• _PASSAGE TO READ_
They describe an energy cycle which uses magnesium as a stored source of energy which can combusted with water to generate power2, 3. To make the cycle a sustainable one, it would be driven by a renewable source of energy, such as the sun, to reclaim the magnesium from the remnants of the combustion reaction. The beauty of this system is in the fact that energy can be conveniently stored in the magnesium until it is needed, so a solar power plant could provide a steady power output day and night, ramping it up to meet demands, or reducing it as required.

The cycle is sustainable in the same sense that hydro-electric power is. In that example, the sun evaporates water from the land, raising it up to form clouds, which then rain down on the hills and produce the rivers, which drive the turbines that generate the electricity. The cycle continues as the sun evaporates the river water to form more rain clouds. The clouds might be considered the energy stores, analogous to the magnesium in the proposed system.

The combustion reaction of magnesium with water is an exothermic one, which means that it gives off heat. This serves to sustain the reaction and also leaves excess heat which can be used to generate power. Hydrogen is also released during the reaction, which could either be burnt to generate more power, or stored for later. What is left over from the reaction is magnesium oxide.

To extract magnesium from magnesium oxide and continue the cycle requires that it be heated to a temperature of 4000 K. Unfortunately there is no practical way of reaching these temperatures by directly focusing sunlight onto magnesium oxide with conventional optics. These researchers have therefore proposed an alternative method which uses the sun to power lasers, which are then able to concentrate the light to generate the necessary temperatures.

The paper itself is concerned with the development of a solar pumped laser which could produce the necessary power densities for the magnesium recovery process. Their laser uses a Fresnel lens mounted on a platform which tracks the position of the sun in the sky, focusing light from the sun onto a chromium co-doped Nd:YAG laser rod. To come up with a design which most efficiently coupled sunlight into the laser cavity, they experimented with various geometries, finally demonstrating a laser with a sunlight to laser power conversion efficiency far greater than any reported elsewhere.

• _GIVEN DATA_
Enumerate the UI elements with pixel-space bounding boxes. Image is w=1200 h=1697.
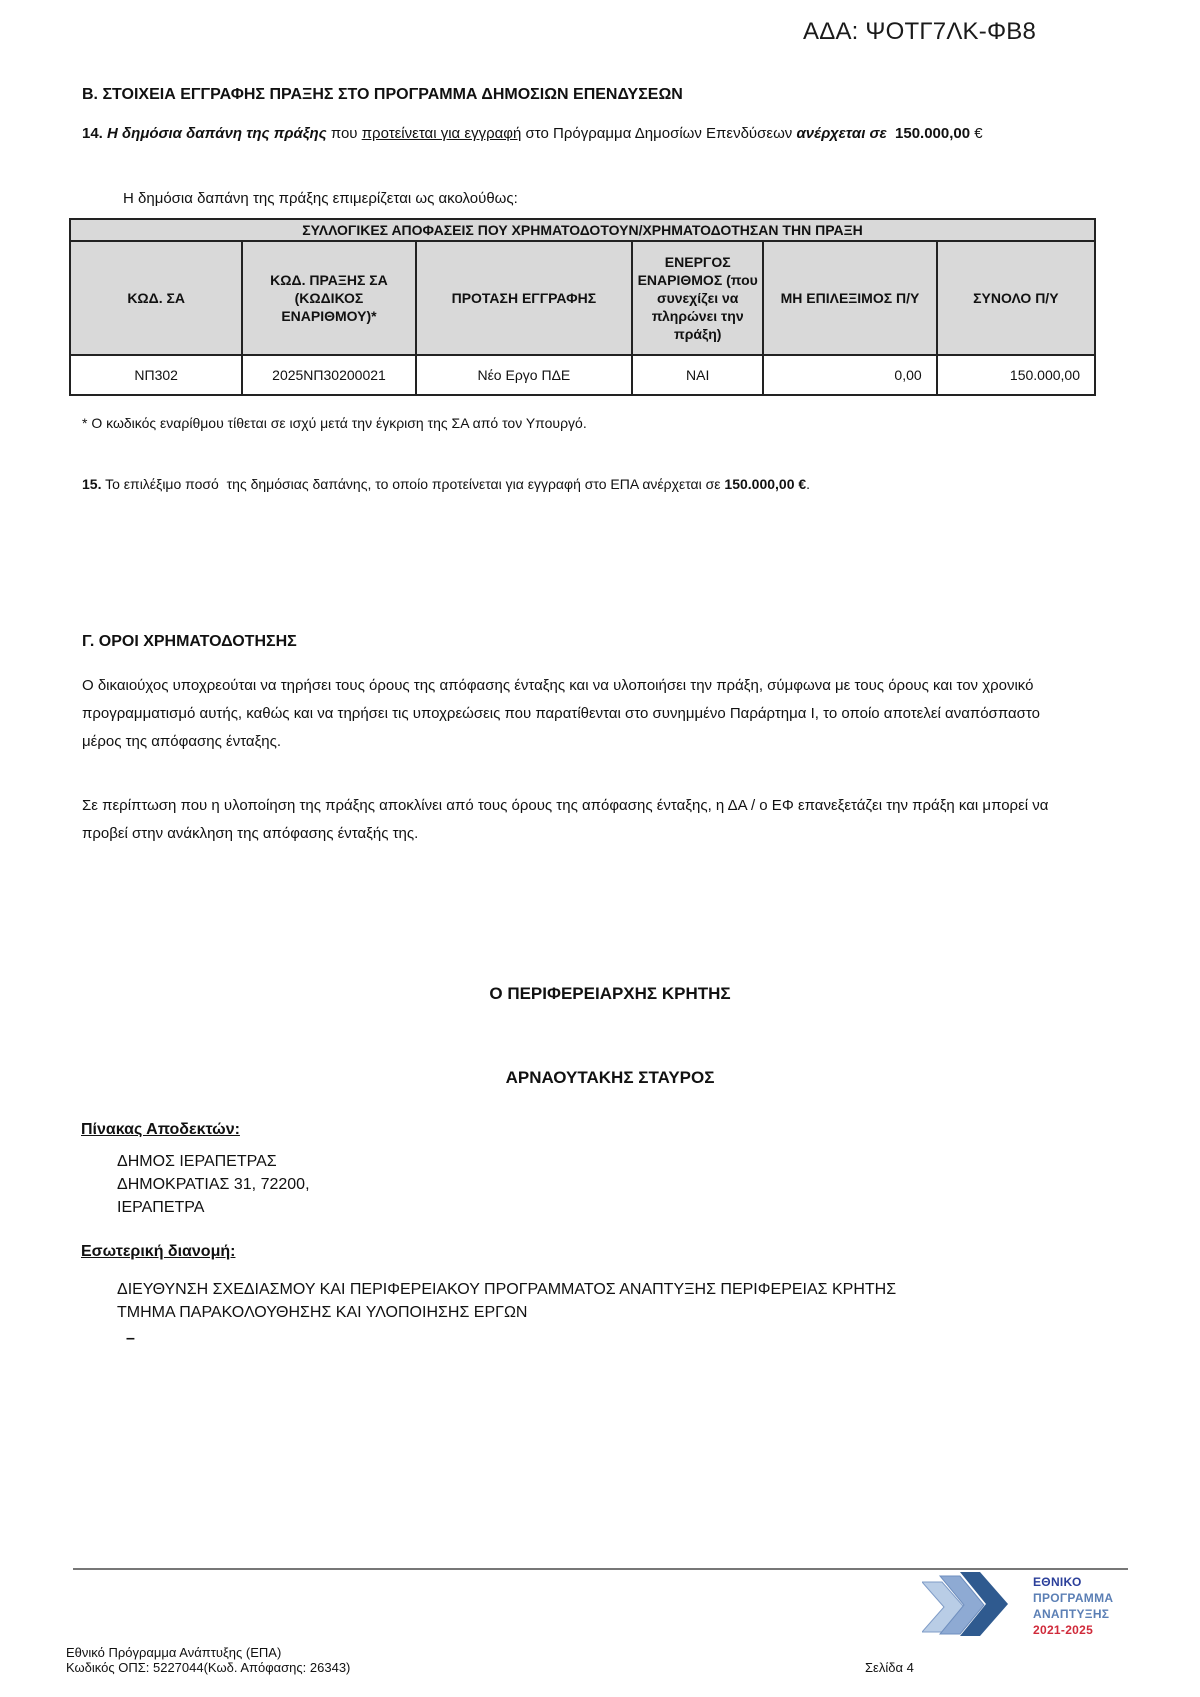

• _EXERCISE SET_
1. According to the magnesium energy cycle passage, to what temperature must magnesium oxide be heated to extract magnesium from it?
2. Retype the stretch of the magnesium energy cycle passage from "The combustion reaction of" through "the necessary temperatures.".
3. Extend the passage on the magnesium energy cycle, picking up after its final sentence.

• _EXPECTED RESULTS_
1. 4000 K

2.
The combustion reaction of magnesium with water is an exothermic one, which means that it gives off heat. This serves to sustain the reaction and also leaves excess heat which can be used to generate power. Hydrogen is also released during the reaction, which could either be burnt to generate more power, or stored for later. What is left over from the reaction is magnesium oxide.

To extract magnesium from magnesium oxide and continue the cycle requires that it be heated to a temperature of 4000 K. Unfortunately there is no practical way of reaching these temperatures by directly focusing sunlight onto magnesium oxide with conventional optics. These researchers have therefore proposed an alternative method which uses the sun to power lasers, which are then able to concentrate the light to generate the necessary temperatures.

3.
The laser produced a maximum power output of 80 W, still far short of the 1 kilowatt laser they say would be needed for magnesium recovery (focused down to a 1 mm diameter spot size). The researchers also successfully demonstrated the use of a Fresnel lens for solar pumping. Rather than using expensive glass lenses or parabolic mirrors, this would allow them to not only bring down the cost of a commercial system, but would also enable it to be smaller and more robust.

It will be interesting to see how this method of capturing and storing the sun's energy competes with all of the other efforts under way to develop clean and sustainable energy sources. There may be merit in the magnesium energy cycle, but it's difficult to see how the intermediate laser stage could be made into a cost-effective solution, considering the manufacture, installation and maintenance costs associated with them. However these are simply challenges along the way and one should always bear in mind that the path from research to development is rarely a direct one.

A more viable solution may yet present itself, perhaps one that uses metamaterials and that can dispense with lasers altogether, by directly concentrating the sunlight to the power densities required for the recovery of magnesium. Developments of that sort, however, may be a very long way off, while the need for clean energy solutions is already here and is urgently demanding answers.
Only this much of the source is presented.